Dataset rows

- - -

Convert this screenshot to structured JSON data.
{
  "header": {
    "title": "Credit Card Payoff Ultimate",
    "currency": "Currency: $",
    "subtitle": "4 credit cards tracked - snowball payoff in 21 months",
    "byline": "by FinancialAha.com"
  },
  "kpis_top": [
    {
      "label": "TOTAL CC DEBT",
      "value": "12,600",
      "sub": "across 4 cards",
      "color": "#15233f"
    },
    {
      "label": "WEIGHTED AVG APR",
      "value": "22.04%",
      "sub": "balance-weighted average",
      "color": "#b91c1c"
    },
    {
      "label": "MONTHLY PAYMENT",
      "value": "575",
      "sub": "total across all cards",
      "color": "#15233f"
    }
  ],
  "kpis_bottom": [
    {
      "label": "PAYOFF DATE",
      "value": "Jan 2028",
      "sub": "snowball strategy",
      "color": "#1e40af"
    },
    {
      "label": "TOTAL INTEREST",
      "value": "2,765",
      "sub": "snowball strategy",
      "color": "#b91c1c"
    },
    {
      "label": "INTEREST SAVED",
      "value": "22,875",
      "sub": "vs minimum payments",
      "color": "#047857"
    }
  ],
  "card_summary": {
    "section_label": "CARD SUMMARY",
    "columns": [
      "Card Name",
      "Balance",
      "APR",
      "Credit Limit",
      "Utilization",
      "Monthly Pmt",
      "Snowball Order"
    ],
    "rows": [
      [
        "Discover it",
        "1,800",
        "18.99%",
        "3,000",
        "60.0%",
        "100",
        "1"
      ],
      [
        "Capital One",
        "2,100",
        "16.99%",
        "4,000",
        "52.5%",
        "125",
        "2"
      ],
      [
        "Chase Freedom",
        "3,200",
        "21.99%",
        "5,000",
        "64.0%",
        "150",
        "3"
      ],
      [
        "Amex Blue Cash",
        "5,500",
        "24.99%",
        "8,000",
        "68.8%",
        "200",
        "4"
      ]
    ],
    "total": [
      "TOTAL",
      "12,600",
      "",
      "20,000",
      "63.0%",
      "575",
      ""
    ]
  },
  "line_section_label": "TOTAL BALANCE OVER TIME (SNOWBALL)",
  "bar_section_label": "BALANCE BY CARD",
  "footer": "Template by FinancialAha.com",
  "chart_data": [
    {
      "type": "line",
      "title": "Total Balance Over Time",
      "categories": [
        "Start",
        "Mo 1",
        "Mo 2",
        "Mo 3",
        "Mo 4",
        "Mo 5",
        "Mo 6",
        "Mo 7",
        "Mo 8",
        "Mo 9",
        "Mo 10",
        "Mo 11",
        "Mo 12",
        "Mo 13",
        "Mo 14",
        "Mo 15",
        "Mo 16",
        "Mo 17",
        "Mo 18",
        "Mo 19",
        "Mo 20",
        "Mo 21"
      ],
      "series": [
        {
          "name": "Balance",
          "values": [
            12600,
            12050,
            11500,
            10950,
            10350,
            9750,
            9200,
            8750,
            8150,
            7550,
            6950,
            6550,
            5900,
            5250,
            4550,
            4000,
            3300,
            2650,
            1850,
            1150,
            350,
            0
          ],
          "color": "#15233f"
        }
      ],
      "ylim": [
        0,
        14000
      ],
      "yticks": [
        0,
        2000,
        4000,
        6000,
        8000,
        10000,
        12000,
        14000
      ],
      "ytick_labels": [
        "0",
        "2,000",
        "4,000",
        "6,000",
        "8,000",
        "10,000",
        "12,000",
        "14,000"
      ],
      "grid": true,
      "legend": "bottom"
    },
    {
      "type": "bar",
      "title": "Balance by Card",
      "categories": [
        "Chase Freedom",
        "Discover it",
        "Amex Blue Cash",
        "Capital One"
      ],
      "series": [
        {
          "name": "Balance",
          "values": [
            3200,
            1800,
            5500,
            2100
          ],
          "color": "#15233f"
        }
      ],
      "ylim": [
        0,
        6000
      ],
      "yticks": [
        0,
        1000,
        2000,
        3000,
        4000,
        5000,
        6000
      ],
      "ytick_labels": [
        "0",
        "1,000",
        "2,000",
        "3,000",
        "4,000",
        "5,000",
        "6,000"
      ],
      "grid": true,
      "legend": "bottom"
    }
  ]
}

- - -

» **WHAT IS NEEDED**: List all lines holding the string "cards".

» **RESPONSE**:
    "subtitle": "4 credit cards tracked - snowball payoff in 21 months",
      "sub": "across 4 cards",
      "sub": "total across all cards",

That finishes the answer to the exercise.